John Hurt

El pasado mes de septiembre escribí sobre la tremenda actualidad de 1984, la distopía en la que George Orwell imaginó un catastrófico futuro al que, en muchos terrenos, estamos superando. Ahora, tras la victoria de Donald Trump y en torno al concepto de “posverdad”, la novela se ha convertido en un éxito de ventas. Es una lástima que nuestra incultura nos incapacite para prevenir antes que recurrir a posteriori a las obras que nos advierten de nuestras carencias y sus posibles y consecuentes riesgos.

En el mismo año del título, 1984 se adaptó al cine con el protagonismo del recién fallecido John Hurt, así convertido para siempre en Winston Smith, el corrientísimo y escéptico protagonista de la obra maestra de Orwell. Como siempre, el actor nos entregó una espléndida interpretación.

Hurt fue otro fruto de la Royal Academy of Dramatic Art, un ejemplo más de la espléndida e inagotable cantera de intérpretes ingleses, dominadores de la voz, de la mirada, de los gestos… interminables en sus recursos dramáticos, siempre eficaces en cine, teatro y televisión.

Precisamente, el primer gran éxito de Hurt llegó en la televisión. Tras pasar, como secundario, por muchas producciones en los tres medios, en 1975 conquistó al público y a la crítica inglesas por su papel de homosexual en la TV-movie El funcionario desnudo.

- _Qué hacer_
1/ Resume en una o dos oraciones el párrafo del texto sobre John Hurt que empieza con "Precisamente, el primer gran éxito". Conserva sus datos principales.
2/ Responde con datos del texto sobre John Hurt:
(a) ¿En qué año se llevó 1984 al cine?
(b) ¿En qué escuela se formó Hurt?
(c) ¿Tras qué victoria se ha convertido la novela en un éxito de ventas?
3/ Enumera las personas reales que nombra el texto sobre John Hurt. Deja fuera a los personajes de ficción.

- _El listado_

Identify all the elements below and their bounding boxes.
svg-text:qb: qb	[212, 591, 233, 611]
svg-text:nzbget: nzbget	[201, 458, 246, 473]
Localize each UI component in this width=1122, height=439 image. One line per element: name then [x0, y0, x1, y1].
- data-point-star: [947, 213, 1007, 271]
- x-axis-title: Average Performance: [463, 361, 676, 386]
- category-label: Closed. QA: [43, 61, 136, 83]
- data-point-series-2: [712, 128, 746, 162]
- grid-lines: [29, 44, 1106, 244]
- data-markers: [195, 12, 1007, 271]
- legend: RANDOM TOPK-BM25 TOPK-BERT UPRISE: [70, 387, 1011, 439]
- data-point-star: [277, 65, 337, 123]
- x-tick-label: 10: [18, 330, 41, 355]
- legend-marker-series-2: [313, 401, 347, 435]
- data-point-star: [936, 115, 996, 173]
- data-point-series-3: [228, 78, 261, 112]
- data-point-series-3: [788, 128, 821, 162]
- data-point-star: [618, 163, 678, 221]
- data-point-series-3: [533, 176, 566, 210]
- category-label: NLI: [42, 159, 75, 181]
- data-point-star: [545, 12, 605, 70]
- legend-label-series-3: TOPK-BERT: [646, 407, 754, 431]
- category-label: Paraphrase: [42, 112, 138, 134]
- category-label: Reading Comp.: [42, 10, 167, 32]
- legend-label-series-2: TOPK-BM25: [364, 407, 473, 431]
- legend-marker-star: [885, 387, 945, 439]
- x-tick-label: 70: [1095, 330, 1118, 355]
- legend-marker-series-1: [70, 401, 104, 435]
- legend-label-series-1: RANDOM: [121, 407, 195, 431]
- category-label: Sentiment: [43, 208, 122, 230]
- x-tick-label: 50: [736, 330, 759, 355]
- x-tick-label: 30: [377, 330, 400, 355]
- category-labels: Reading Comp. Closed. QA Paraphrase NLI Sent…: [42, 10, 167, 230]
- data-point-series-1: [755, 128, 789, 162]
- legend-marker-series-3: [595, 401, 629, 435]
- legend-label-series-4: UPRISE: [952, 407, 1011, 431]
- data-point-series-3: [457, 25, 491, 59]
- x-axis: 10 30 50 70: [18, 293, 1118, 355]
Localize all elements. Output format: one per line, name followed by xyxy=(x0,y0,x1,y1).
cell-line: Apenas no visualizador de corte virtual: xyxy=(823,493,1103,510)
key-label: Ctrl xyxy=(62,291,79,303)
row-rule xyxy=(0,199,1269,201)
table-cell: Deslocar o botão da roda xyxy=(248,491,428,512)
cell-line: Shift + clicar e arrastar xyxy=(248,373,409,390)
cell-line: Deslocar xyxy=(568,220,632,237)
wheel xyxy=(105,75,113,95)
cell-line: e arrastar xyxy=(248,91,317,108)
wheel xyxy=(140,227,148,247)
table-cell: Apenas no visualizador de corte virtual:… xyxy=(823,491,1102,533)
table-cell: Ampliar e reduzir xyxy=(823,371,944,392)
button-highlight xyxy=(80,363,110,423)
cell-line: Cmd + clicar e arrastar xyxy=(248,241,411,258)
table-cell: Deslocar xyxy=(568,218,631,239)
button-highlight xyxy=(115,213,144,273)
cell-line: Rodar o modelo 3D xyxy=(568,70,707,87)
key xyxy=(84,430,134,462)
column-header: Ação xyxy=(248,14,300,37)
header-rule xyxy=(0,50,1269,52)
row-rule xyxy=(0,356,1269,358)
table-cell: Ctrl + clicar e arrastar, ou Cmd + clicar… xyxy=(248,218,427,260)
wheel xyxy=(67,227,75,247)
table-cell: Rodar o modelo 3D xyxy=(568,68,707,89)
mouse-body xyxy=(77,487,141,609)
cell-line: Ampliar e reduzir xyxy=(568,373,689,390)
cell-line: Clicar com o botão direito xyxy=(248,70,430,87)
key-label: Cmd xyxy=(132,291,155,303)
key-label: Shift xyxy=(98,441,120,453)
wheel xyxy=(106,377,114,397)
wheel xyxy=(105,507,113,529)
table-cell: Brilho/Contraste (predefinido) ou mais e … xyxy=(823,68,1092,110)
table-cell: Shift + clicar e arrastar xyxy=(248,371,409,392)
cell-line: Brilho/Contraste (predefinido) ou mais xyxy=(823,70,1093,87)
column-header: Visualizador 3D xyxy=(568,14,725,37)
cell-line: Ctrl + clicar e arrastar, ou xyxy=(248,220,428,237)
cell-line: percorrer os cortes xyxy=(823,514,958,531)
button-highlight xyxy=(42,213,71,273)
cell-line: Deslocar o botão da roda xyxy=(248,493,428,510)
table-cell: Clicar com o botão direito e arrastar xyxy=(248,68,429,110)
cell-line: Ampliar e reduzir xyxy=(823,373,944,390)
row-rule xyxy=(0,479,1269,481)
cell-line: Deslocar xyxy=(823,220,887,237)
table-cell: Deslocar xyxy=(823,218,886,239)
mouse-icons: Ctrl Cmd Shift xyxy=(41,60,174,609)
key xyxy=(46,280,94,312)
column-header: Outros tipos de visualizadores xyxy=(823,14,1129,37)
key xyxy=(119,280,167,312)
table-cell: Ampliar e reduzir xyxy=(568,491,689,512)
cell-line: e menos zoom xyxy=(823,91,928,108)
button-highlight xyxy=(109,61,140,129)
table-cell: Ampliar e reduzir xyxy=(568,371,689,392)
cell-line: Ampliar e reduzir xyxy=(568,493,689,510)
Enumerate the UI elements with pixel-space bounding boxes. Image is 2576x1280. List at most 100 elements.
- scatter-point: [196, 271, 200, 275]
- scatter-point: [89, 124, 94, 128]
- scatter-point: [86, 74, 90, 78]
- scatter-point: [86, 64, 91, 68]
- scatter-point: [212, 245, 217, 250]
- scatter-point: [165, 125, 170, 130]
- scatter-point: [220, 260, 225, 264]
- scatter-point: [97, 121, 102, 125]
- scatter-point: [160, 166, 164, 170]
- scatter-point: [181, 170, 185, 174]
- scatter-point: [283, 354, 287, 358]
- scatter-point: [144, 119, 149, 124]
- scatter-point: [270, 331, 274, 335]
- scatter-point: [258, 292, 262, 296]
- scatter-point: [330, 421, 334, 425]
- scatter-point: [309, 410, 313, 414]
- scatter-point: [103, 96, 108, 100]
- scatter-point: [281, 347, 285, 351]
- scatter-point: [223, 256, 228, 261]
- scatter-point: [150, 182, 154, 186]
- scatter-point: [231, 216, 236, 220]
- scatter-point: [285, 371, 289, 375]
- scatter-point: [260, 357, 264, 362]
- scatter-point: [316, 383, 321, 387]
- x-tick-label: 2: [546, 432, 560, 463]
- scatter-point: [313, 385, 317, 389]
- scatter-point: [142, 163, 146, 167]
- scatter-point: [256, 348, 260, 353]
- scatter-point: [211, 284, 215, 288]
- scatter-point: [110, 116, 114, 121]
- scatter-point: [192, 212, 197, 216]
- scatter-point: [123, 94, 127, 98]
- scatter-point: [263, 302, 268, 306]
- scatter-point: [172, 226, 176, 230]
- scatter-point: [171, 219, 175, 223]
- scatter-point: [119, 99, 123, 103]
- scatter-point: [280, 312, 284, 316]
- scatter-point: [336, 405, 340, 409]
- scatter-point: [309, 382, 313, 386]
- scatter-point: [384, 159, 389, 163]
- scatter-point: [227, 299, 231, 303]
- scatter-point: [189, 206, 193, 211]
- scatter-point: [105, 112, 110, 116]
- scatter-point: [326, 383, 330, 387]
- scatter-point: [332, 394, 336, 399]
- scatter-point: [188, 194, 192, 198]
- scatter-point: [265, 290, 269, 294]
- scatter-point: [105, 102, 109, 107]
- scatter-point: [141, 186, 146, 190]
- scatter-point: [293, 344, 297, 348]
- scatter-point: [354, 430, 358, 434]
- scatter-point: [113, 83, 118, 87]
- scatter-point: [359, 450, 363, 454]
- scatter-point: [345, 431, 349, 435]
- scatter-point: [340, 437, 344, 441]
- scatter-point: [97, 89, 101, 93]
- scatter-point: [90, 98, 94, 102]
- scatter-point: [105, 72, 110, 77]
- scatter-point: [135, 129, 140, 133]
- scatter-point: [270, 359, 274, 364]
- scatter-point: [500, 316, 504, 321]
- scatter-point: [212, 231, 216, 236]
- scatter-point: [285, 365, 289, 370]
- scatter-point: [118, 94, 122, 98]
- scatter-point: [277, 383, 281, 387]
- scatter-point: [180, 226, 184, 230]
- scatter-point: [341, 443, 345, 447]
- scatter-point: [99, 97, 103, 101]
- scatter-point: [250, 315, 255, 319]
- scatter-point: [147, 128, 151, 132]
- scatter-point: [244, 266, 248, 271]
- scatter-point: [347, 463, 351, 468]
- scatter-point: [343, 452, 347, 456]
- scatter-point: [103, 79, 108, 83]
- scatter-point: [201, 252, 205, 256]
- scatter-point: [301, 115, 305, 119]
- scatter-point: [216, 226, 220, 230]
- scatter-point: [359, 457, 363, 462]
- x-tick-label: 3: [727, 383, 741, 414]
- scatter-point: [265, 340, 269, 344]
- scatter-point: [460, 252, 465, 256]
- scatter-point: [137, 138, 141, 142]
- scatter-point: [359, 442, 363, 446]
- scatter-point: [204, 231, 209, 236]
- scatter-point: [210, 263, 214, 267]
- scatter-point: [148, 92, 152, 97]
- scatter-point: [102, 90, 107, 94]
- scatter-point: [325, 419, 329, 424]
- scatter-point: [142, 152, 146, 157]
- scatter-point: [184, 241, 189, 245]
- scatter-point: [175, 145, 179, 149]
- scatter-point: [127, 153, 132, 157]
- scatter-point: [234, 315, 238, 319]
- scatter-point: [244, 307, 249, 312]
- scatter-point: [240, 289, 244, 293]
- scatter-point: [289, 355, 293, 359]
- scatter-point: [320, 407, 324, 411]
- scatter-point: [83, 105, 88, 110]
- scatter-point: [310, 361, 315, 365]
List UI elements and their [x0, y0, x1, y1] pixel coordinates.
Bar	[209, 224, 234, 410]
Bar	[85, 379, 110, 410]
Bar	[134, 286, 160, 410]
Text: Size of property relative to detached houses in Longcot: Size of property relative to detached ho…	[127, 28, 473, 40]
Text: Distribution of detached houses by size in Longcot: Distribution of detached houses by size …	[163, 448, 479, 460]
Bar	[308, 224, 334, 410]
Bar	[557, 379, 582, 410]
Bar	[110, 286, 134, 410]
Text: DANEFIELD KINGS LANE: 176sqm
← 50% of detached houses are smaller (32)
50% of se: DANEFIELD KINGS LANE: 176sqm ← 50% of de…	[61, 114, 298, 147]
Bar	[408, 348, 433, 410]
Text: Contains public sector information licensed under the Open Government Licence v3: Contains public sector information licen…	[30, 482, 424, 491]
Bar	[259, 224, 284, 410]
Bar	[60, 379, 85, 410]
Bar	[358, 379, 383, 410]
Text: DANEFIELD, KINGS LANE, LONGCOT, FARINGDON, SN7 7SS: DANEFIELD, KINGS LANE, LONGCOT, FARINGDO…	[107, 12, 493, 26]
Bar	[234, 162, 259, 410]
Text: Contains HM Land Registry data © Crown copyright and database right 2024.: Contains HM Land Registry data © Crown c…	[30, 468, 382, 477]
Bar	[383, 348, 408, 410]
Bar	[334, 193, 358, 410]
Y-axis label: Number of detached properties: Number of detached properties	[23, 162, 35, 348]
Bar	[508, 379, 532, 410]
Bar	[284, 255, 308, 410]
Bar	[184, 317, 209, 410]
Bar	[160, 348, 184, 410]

- _Respuestas del ejercicio_
1/ El primer gran éxito de Hurt llegó en la televisión. Después de muchos papeles secundarios en cine, teatro y televisión, en 1975 conquistó al público y a la crítica inglesas como homosexual en la TV-movie El funcionario desnudo.

2/
(a) En 1984.
(b) En la Royal Academy of Dramatic Art.
(c) Tras la victoria de Donald Trump.

3/ George Orwell, Donald Trump, John Hurt